▶ **What the task requires**
Search the records for the word "Jetzt" and report each line that has it.

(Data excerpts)
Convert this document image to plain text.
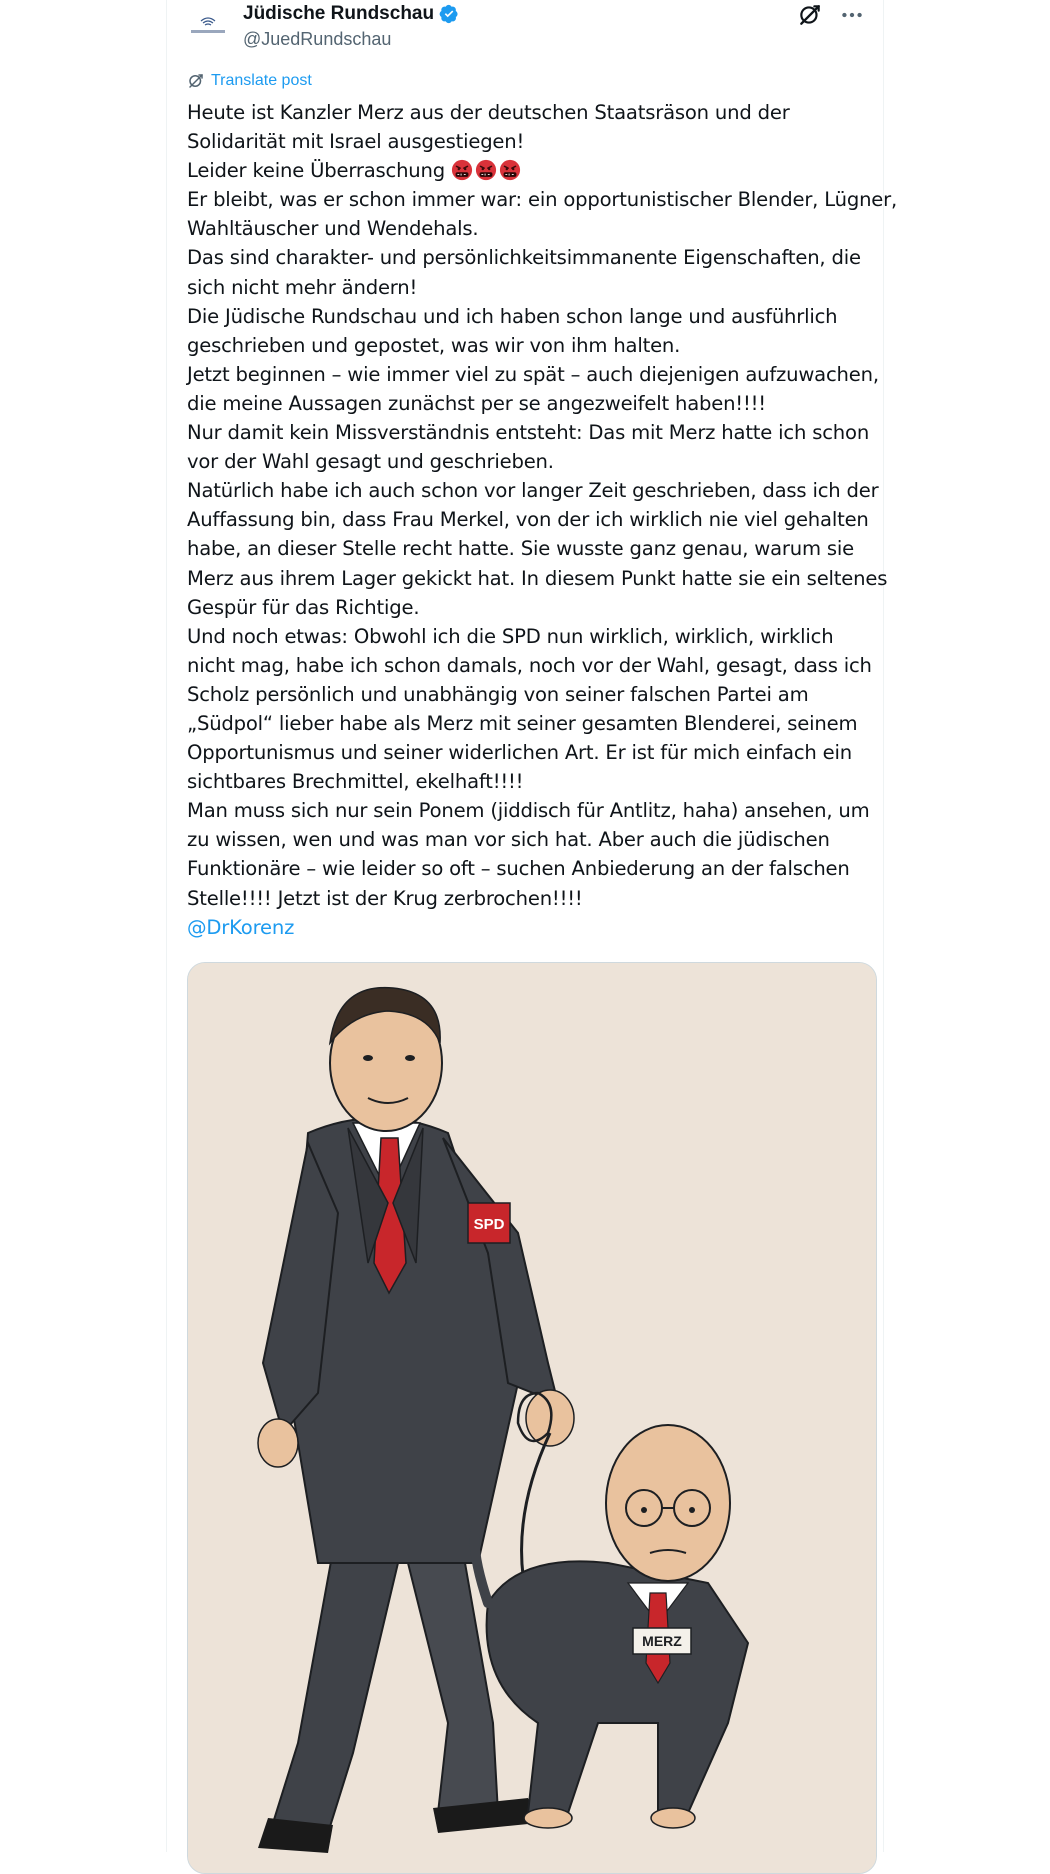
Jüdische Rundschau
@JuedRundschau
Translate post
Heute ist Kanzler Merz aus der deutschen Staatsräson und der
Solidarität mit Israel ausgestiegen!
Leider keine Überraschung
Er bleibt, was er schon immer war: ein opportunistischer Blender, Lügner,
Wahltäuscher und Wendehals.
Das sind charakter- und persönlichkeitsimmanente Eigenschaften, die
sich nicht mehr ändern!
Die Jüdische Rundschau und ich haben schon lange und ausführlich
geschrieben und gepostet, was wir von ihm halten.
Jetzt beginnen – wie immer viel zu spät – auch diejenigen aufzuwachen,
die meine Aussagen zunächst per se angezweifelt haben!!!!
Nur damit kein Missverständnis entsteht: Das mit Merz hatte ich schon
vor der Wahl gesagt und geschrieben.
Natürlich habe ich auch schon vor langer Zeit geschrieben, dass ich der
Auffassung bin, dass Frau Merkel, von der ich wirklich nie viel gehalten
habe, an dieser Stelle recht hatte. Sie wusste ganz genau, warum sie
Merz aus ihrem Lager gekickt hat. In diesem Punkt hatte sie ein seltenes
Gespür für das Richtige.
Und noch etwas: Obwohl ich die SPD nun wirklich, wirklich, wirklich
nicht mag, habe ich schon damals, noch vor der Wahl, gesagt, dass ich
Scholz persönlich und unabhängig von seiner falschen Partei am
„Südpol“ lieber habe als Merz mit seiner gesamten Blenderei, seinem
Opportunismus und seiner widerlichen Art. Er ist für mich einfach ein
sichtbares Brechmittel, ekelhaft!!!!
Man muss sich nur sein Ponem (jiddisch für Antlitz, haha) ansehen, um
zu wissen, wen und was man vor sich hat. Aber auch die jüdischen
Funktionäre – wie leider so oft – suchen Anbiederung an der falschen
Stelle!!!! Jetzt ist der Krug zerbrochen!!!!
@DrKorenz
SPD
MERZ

▶ **Problem solution**
Jetzt beginnen – wie immer viel zu spät – auch diejenigen aufzuwachen,
Stelle!!!! Jetzt ist der Krug zerbrochen!!!!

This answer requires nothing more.